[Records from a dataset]
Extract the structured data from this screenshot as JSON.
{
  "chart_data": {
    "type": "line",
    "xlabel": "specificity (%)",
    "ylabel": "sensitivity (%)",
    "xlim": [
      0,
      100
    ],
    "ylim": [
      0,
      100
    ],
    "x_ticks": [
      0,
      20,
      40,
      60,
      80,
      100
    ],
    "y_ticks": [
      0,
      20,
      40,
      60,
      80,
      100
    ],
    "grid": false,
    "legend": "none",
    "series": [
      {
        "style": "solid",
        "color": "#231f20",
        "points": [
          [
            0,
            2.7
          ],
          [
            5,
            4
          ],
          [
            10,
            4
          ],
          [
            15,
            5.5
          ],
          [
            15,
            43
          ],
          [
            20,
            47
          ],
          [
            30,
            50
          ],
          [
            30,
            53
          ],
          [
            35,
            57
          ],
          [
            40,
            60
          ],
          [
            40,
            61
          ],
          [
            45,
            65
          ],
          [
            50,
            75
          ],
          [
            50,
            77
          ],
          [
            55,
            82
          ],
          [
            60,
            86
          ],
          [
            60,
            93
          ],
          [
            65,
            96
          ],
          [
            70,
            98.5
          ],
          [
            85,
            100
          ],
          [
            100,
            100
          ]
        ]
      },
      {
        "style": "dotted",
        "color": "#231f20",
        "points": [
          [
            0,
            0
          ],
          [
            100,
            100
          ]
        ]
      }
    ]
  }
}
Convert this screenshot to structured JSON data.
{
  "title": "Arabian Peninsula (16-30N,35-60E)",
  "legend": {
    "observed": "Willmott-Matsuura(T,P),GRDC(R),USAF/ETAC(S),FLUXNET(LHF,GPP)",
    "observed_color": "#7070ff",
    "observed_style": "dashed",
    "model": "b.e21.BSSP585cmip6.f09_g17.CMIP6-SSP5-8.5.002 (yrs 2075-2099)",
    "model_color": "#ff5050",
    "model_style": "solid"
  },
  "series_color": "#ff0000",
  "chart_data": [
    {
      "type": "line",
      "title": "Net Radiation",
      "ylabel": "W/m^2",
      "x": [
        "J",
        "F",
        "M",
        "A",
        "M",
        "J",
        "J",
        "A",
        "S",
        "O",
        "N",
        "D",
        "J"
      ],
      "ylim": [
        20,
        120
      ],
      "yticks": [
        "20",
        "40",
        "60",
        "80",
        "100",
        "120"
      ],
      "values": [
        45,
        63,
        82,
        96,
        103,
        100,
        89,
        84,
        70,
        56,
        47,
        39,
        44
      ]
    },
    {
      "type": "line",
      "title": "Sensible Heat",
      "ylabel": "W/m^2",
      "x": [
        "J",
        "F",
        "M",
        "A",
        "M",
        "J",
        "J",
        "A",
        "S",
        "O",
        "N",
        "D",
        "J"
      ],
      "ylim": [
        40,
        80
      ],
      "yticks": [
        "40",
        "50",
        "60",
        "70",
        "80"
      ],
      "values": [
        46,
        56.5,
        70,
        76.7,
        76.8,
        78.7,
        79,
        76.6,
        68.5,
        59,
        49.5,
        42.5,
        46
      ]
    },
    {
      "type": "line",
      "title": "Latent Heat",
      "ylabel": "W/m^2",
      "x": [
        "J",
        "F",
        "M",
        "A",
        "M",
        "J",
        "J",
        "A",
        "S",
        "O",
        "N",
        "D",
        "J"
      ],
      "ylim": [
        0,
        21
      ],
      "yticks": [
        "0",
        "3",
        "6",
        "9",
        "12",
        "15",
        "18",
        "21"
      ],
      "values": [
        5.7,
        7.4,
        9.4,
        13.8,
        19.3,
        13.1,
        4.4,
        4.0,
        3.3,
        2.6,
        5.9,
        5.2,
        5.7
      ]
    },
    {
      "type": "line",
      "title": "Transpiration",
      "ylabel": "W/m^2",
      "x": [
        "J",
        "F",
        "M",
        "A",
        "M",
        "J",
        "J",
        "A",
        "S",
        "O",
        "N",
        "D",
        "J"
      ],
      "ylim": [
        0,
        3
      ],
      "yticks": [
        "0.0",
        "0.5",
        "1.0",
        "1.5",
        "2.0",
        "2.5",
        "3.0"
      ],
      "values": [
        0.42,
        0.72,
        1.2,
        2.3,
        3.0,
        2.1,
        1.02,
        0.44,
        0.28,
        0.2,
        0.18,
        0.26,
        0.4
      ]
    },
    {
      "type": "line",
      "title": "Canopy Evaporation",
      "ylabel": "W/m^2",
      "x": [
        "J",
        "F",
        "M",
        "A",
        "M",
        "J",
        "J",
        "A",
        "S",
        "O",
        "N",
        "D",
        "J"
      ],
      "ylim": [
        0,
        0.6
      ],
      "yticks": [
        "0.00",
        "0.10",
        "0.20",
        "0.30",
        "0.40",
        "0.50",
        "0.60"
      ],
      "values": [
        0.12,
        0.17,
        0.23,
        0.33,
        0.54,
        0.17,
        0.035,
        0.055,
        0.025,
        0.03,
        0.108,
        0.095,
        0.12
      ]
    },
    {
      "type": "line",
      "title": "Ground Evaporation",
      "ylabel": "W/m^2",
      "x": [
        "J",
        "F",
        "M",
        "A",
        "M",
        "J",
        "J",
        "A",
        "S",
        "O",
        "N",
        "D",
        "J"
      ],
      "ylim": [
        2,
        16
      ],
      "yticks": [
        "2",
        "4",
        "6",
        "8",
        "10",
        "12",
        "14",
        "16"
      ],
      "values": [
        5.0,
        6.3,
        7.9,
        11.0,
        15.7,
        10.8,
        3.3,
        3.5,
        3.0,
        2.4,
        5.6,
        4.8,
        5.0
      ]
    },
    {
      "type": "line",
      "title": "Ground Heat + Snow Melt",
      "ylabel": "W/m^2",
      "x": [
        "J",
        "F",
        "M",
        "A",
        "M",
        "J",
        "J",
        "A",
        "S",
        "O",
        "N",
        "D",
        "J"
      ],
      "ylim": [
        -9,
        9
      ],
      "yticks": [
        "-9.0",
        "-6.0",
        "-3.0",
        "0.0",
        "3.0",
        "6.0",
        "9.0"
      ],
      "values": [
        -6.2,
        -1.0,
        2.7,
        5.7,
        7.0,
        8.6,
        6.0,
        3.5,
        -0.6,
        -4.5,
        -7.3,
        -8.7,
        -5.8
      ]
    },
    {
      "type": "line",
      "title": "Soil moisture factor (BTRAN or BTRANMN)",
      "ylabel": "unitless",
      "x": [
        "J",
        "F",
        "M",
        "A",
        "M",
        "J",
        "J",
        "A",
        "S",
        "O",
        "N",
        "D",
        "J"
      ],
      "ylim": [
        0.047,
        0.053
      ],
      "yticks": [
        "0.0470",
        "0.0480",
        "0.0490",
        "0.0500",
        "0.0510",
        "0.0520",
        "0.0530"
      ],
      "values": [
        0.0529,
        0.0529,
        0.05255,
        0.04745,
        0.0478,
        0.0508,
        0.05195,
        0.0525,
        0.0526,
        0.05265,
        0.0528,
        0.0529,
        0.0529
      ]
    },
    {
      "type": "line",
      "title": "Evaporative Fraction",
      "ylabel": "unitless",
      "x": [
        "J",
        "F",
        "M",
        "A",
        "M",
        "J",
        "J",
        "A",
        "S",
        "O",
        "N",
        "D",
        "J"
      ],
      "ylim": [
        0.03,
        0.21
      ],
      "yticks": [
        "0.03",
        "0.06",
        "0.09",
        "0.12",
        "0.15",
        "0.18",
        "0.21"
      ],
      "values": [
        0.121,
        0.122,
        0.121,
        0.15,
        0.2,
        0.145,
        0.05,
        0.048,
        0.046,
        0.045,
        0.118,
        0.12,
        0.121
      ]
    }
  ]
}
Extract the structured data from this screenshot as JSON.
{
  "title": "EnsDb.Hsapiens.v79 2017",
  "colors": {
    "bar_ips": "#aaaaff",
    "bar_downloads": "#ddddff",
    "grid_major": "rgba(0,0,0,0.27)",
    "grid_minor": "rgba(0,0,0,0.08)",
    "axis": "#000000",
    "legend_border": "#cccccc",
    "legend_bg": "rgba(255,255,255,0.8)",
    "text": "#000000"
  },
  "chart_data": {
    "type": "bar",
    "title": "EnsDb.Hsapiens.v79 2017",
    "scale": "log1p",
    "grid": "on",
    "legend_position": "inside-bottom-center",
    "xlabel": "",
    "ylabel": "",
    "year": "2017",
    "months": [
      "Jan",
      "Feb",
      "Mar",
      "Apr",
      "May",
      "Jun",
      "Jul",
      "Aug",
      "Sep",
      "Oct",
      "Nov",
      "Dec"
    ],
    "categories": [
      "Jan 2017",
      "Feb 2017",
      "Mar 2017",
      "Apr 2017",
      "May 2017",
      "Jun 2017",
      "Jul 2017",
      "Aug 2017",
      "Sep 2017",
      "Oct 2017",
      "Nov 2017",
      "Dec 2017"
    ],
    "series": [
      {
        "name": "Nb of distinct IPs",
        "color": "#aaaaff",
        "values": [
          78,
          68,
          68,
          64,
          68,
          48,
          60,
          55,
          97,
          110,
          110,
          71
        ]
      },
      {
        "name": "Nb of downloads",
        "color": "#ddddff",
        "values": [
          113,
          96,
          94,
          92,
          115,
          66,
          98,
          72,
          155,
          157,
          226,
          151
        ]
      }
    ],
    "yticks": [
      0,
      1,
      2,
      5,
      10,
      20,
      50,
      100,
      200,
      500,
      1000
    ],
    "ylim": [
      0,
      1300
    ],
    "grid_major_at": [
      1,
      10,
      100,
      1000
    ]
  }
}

# [Work required]
Look through the material and copy each line that has "Ground".

# [Exercise output]
      "title": "Ground Evaporation",
      "title": "Ground Heat + Snow Melt",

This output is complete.